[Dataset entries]
------------

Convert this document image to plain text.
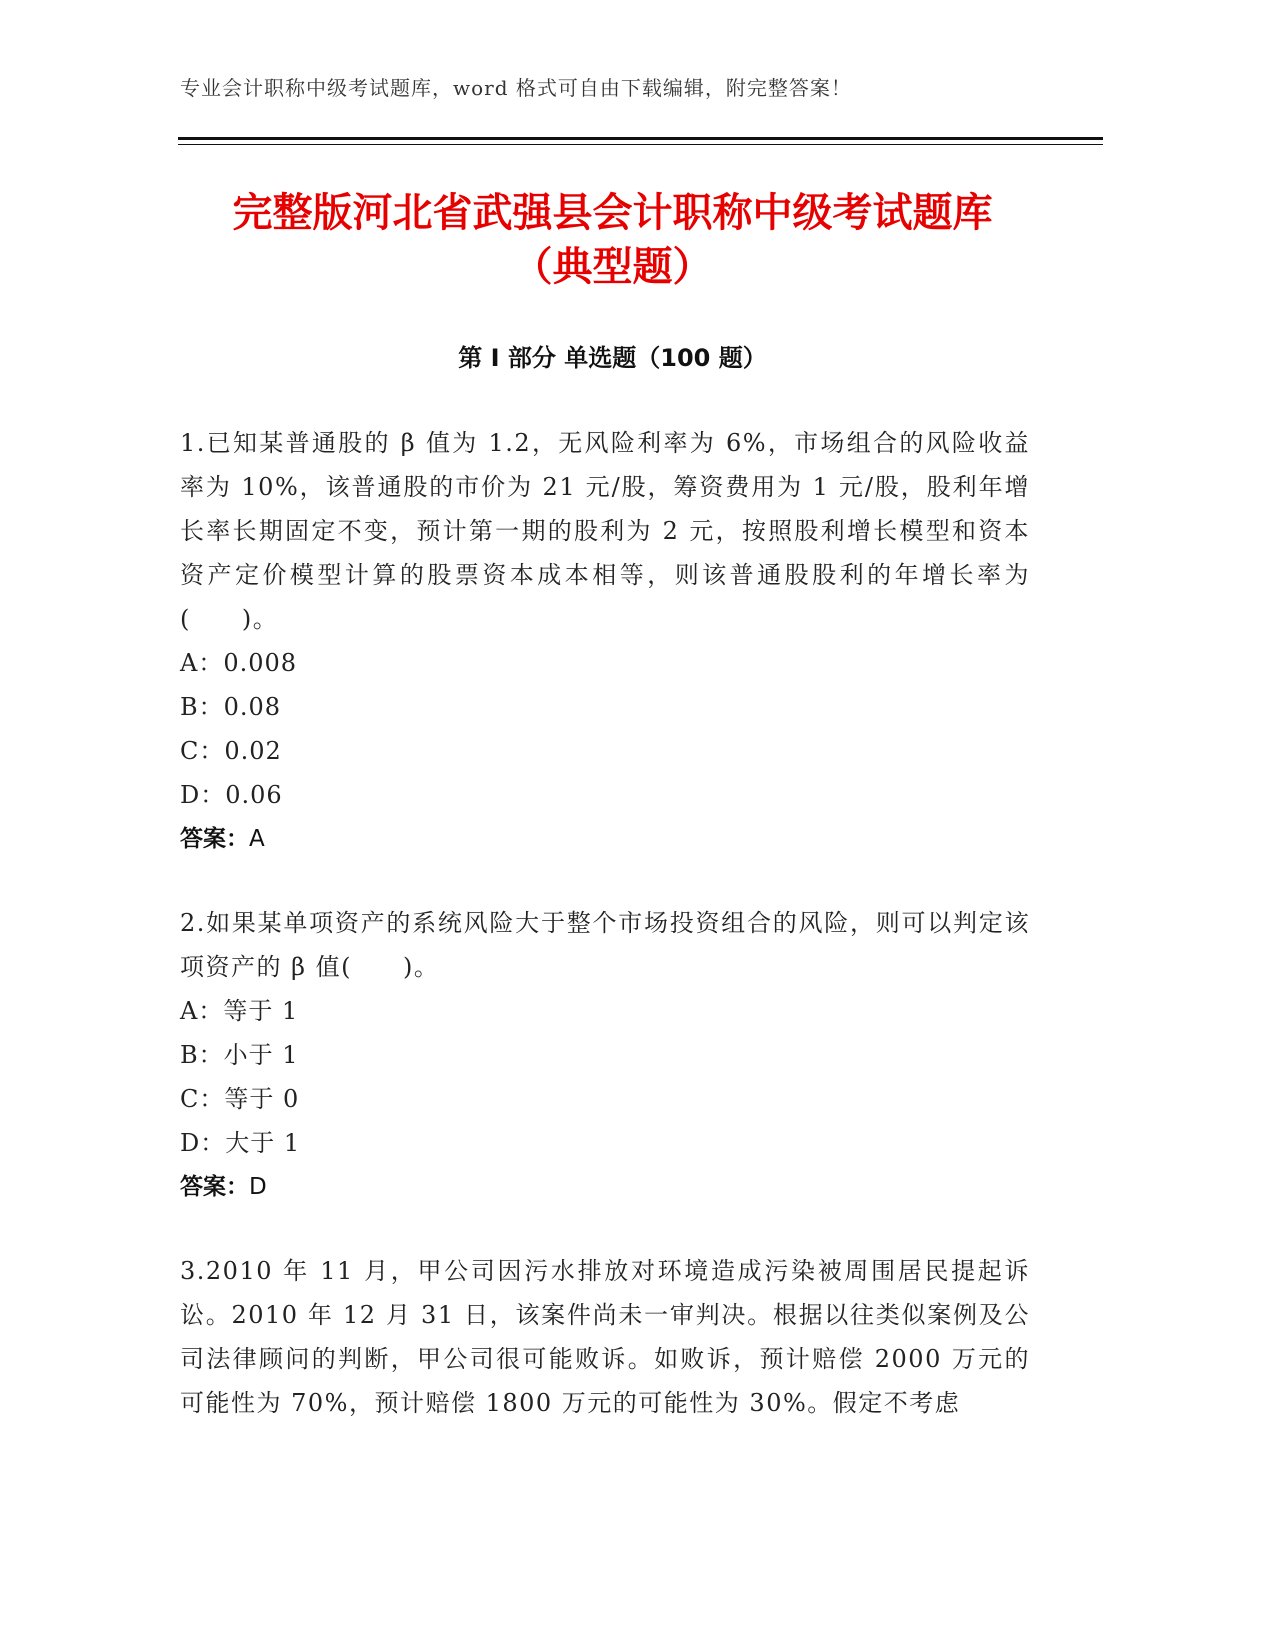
专业会计职称中级考试题库，word 格式可自由下载编辑，附完整答案！
完整版河北省武强县会计职称中级考试题库
（典型题）
第 I 部分 单选题（100 题）
1.已知某普通股的 β 值为 1.2，无风险利率为 6%，市场组合的风险收益率为 10%，该普通股的市价为 21 元/股，筹资费用为 1 元/股，股利年增长率长期固定不变，预计第一期的股利为 2 元，按照股利增长模型和资本资产定价模型计算的股票资本成本相等，则该普通股股利的年增长率为(　　)。
A：0.008
B：0.08
C：0.02
D：0.06
答案：A
2.如果某单项资产的系统风险大于整个市场投资组合的风险，则可以判定该项资产的 β 值(　　)。
A：等于 1
B：小于 1
C：等于 0
D：大于 1
答案：D
3.2010 年 11 月，甲公司因污水排放对环境造成污染被周围居民提起诉讼。2010 年 12 月 31 日，该案件尚未一审判决。根据以往类似案例及公司法律顾问的判断，甲公司很可能败诉。如败诉，预计赔偿 2000 万元的可能性为 70%，预计赔偿 1800 万元的可能性为 30%。假定不考虑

------------

_Stated problem_: Reproduce all the entries that precede this task, word for word, minus any pictures.

_Exercise answer_:
Convert this document image to plain text.
专业会计职称中级考试题库，word 格式可自由下载编辑，附完整答案！
完整版河北省武强县会计职称中级考试题库
（典型题）
第 I 部分 单选题（100 题）
1.已知某普通股的 β 值为 1.2，无风险利率为 6%，市场组合的风险收益率为 10%，该普通股的市价为 21 元/股，筹资费用为 1 元/股，股利年增长率长期固定不变，预计第一期的股利为 2 元，按照股利增长模型和资本资产定价模型计算的股票资本成本相等，则该普通股股利的年增长率为(　　)。
A：0.008
B：0.08
C：0.02
D：0.06
答案：A
2.如果某单项资产的系统风险大于整个市场投资组合的风险，则可以判定该项资产的 β 值(　　)。
A：等于 1
B：小于 1
C：等于 0
D：大于 1
答案：D
3.2010 年 11 月，甲公司因污水排放对环境造成污染被周围居民提起诉讼。2010 年 12 月 31 日，该案件尚未一审判决。根据以往类似案例及公司法律顾问的判断，甲公司很可能败诉。如败诉，预计赔偿 2000 万元的可能性为 70%，预计赔偿 1800 万元的可能性为 30%。假定不考虑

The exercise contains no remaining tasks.